**SET TASK**
Exclude the pictures and retype the entries as written.
Begin DATASET ROWS
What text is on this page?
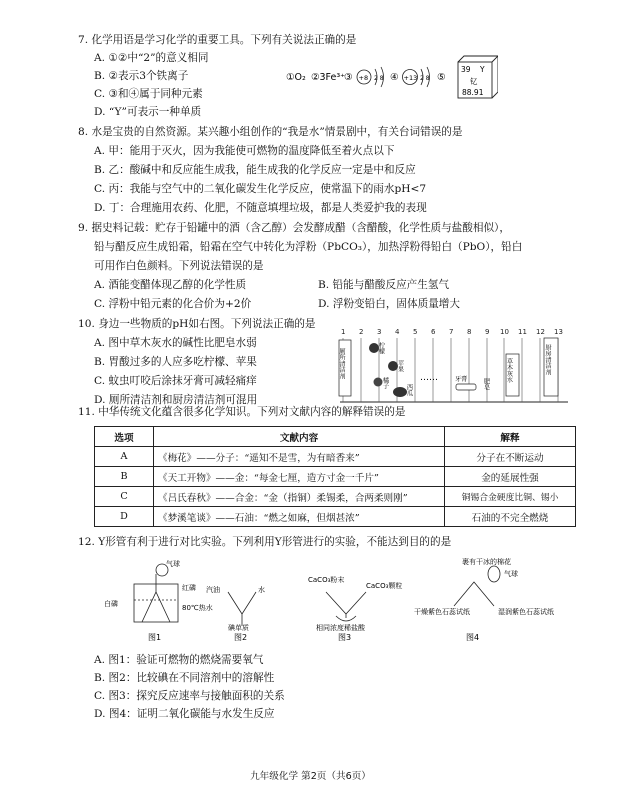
7. 化学用语是学习化学的重要工具。下列有关说法正确的是
A. ①②中“2”的意义相同
B. ②表示3个铁离子
C. ③和④属于同种元素
D. “Y”可表示一种单质
①O₂ ②3Fe³⁺
③ +8 2 8 ④ +13 2 8 ⑤
39 Y
钇
88.91
8. 水是宝贵的自然资源。某兴趣小组创作的“我是水”情景剧中，有关台词错误的是
A. 甲：能用于灭火，因为我能使可燃物的温度降低至着火点以下
B. 乙：酸碱中和反应能生成我，能生成我的化学反应一定是中和反应
C. 丙：我能与空气中的二氧化碳发生化学反应，使常温下的雨水pH<7
D. 丁：合理施用农药、化肥，不随意填埋垃圾，都是人类爱护我的表现
9. 据史料记载：贮存于铅罐中的酒（含乙醇）会发酵成醋（含醋酸，化学性质与盐酸相似），
铅与醋反应生成铅霜，铅霜在空气中转化为浮粉（PbCO₃），加热浮粉得铅白（PbO），铅白
可用作白色颜料。下列说法错误的是
A. 酒能变醋体现乙醇的化学性质	B. 铅能与醋酸反应产生氢气
C. 浮粉中铅元素的化合价为+2价	D. 浮粉变铅白，固体质量增大
10. 身边一些物质的pH如右图。下列说法正确的是
A. 图中草木灰水的碱性比肥皂水弱
B. 胃酸过多的人应多吃柠檬、苹果
C. 蚊虫叮咬后涂抹牙膏可减轻痛痒
D. 厕所清洁剂和厨房清洁剂可混用
1 2 3 4 5 6 7 8 9 10 11 12 13
厕所清洁剂	柠檬
苹果
橘子
西瓜
……	牙膏 肥皂
草木灰水	厨房清洁剂
11. 中华传统文化蕴含很多化学知识。下列对文献内容的解释错误的是
选项	文献内容	解释
A	《梅花》——分子：“遥知不是雪，为有暗香来”	分子在不断运动
B	《天工开物》——金：“每金七厘，造方寸金一千片”	金的延展性强
C	《吕氏春秋》——合金：“金（指铜）柔锡柔，合两柔则刚”	铜锡合金硬度比铜、锡小
D	《梦溪笔谈》——石油：“燃之如麻，但烟甚浓”	石油的不完全燃烧
12. Y形管有利于进行对比实验。下列利用Y形管进行的实验，不能达到目的的是
气球
红磷
白磷	80℃热水
图1
汽油	水
碘单质
图2
CaCO₃粉末
CaCO₃颗粒
相同浓度稀盐酸
图3
裹有干冰的棉花
气球
干燥紫色石蕊试纸	湿润紫色石蕊试纸
图4
A. 图1：验证可燃物的燃烧需要氧气
B. 图2：比较碘在不同溶剂中的溶解性
C. 图3：探究反应速率与接触面积的关系
D. 图4：证明二氧化碳能与水发生反应
九年级化学 第2页（共6页）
End DATASET ROWS
**FULL SOLUTION**
What text is on this page?
7. 化学用语是学习化学的重要工具。下列有关说法正确的是
A. ①②中“2”的意义相同
B. ②表示3个铁离子
C. ③和④属于同种元素
D. “Y”可表示一种单质
①O₂ ②3Fe³⁺
③ +8 2 8 ④ +13 2 8 ⑤
39 Y
钇
88.91
8. 水是宝贵的自然资源。某兴趣小组创作的“我是水”情景剧中，有关台词错误的是
A. 甲：能用于灭火，因为我能使可燃物的温度降低至着火点以下
B. 乙：酸碱中和反应能生成我，能生成我的化学反应一定是中和反应
C. 丙：我能与空气中的二氧化碳发生化学反应，使常温下的雨水pH<7
D. 丁：合理施用农药、化肥，不随意填埋垃圾，都是人类爱护我的表现
9. 据史料记载：贮存于铅罐中的酒（含乙醇）会发酵成醋（含醋酸，化学性质与盐酸相似），
铅与醋反应生成铅霜，铅霜在空气中转化为浮粉（PbCO₃），加热浮粉得铅白（PbO），铅白
可用作白色颜料。下列说法错误的是
A. 酒能变醋体现乙醇的化学性质	B. 铅能与醋酸反应产生氢气
C. 浮粉中铅元素的化合价为+2价	D. 浮粉变铅白，固体质量增大
10. 身边一些物质的pH如右图。下列说法正确的是
A. 图中草木灰水的碱性比肥皂水弱
B. 胃酸过多的人应多吃柠檬、苹果
C. 蚊虫叮咬后涂抹牙膏可减轻痛痒
D. 厕所清洁剂和厨房清洁剂可混用
1 2 3 4 5 6 7 8 9 10 11 12 13
厕所清洁剂	柠檬
苹果
橘子
西瓜
……	牙膏 肥皂
草木灰水	厨房清洁剂
11. 中华传统文化蕴含很多化学知识。下列对文献内容的解释错误的是
选项	文献内容	解释
A	《梅花》——分子：“遥知不是雪，为有暗香来”	分子在不断运动
B	《天工开物》——金：“每金七厘，造方寸金一千片”	金的延展性强
C	《吕氏春秋》——合金：“金（指铜）柔锡柔，合两柔则刚”	铜锡合金硬度比铜、锡小
D	《梦溪笔谈》——石油：“燃之如麻，但烟甚浓”	石油的不完全燃烧
12. Y形管有利于进行对比实验。下列利用Y形管进行的实验，不能达到目的的是
气球
红磷
白磷	80℃热水
图1
汽油	水
碘单质
图2
CaCO₃粉末
CaCO₃颗粒
相同浓度稀盐酸
图3
裹有干冰的棉花
气球
干燥紫色石蕊试纸	湿润紫色石蕊试纸
图4
A. 图1：验证可燃物的燃烧需要氧气
B. 图2：比较碘在不同溶剂中的溶解性
C. 图3：探究反应速率与接触面积的关系
D. 图4：证明二氧化碳能与水发生反应
九年级化学 第2页（共6页）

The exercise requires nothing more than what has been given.